### 作業内容
下記の中国製造業PMIに関する記事では、10月の新規受注指数はいくつと報じられているか。

───── 抜粋本文

[北京 31日 ロイター] – 中国国家統計局が31日発表した10月の製造業購買担当者景気指数(PMI)は49.2と、市場予想(49.7)に反して前月の49.6から低下した。景況改善・悪化の分岐点となる50を2カ月連続で下回った。原材料価格の高止まりや国内需要の鈍化が影響しており、景況は年内にさら悪化する可能性がある。

生産指数は前月の49.5から48.4に低下、新規受注指数は48.8と3カ月連続で50を下回った。

中国物流信息中心(CLIC)のアナリスト、Zhang Liqun氏は「調査対象企業の約3分の1が需要不足を最大の課題に挙げており、不十分な需要が生産を抑制したことが示されている」と述べた。

さらに懸念されるのは産出価格指数が61.1と、2016年の指数算出開始以来の高水準となり、全般的な経済成長が減速する中、インフレ圧力の高まりを示していることだ。

ピンポイント・アセット・マネジメントのチーフエコノミスト、張智威氏は「2008/09年の世界金融危機時と20年2月の新型コロナウイルス感染拡大局面を除いて、生産指数は05年の指数公表以来の低水準に落ち込んでいる」と指摘。一方で産出価格指数は16年の公表以来の高水準に上昇したとし、「中国経済がすでにスタグフレーションに陥っている可能性を確認するものだ」と述べた。

──────────
───── 分析用データ

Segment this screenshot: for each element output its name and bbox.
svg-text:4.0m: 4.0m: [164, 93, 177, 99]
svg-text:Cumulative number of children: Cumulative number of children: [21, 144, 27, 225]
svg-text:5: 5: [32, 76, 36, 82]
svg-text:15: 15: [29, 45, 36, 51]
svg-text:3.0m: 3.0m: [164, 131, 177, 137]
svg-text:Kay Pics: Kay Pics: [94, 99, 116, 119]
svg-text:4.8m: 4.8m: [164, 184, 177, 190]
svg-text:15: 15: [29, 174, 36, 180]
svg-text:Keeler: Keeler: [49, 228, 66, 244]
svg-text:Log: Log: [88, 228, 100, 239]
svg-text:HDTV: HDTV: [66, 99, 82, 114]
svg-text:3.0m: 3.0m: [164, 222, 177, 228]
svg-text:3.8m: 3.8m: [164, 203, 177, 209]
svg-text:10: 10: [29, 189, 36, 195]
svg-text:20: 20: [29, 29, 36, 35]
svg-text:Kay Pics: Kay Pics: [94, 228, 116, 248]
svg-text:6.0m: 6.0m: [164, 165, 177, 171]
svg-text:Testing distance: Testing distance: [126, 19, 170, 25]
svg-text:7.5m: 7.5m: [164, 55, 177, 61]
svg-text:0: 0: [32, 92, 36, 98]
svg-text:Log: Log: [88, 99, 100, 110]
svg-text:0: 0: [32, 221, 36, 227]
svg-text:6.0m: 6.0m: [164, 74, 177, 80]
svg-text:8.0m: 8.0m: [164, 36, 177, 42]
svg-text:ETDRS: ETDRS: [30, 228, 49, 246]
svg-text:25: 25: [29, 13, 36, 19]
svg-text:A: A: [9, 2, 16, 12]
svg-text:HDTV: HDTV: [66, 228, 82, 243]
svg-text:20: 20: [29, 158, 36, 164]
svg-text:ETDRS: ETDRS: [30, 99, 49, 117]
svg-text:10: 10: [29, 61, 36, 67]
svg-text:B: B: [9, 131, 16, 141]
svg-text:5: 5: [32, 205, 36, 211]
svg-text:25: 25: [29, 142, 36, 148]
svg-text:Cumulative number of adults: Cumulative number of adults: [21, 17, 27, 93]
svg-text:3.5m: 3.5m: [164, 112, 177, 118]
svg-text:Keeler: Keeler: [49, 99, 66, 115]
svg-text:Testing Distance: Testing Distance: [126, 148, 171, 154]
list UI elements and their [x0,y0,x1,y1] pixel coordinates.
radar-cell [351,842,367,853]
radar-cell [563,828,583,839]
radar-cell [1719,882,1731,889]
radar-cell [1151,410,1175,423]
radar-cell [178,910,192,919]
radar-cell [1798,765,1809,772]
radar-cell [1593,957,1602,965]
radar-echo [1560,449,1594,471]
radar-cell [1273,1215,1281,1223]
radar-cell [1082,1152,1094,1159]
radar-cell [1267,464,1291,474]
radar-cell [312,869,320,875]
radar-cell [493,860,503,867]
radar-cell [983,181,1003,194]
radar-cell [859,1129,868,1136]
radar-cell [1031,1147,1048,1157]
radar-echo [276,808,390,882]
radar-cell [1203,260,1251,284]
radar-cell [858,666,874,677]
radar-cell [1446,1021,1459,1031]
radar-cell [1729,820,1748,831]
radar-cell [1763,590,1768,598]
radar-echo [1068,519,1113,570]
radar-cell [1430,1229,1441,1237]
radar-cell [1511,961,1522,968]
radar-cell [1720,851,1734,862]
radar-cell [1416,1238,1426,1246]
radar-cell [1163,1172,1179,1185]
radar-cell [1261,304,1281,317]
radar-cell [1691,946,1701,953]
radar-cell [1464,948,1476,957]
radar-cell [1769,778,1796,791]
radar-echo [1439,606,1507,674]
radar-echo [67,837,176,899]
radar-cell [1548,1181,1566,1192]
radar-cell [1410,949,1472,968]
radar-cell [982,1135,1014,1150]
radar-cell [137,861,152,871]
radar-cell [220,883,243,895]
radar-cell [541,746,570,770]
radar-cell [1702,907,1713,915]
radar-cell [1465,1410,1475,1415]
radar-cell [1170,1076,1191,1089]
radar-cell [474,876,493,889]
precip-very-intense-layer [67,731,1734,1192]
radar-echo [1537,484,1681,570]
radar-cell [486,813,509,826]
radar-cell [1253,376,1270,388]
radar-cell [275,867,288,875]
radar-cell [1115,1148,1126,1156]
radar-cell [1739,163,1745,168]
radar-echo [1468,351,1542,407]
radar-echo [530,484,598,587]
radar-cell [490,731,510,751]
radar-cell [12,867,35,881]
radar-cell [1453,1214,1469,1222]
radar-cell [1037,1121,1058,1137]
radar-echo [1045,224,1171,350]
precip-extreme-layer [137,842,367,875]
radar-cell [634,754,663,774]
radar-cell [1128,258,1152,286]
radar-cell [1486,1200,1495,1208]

──────────

### 記述回答
48.8で、3カ月連続で50を下回った。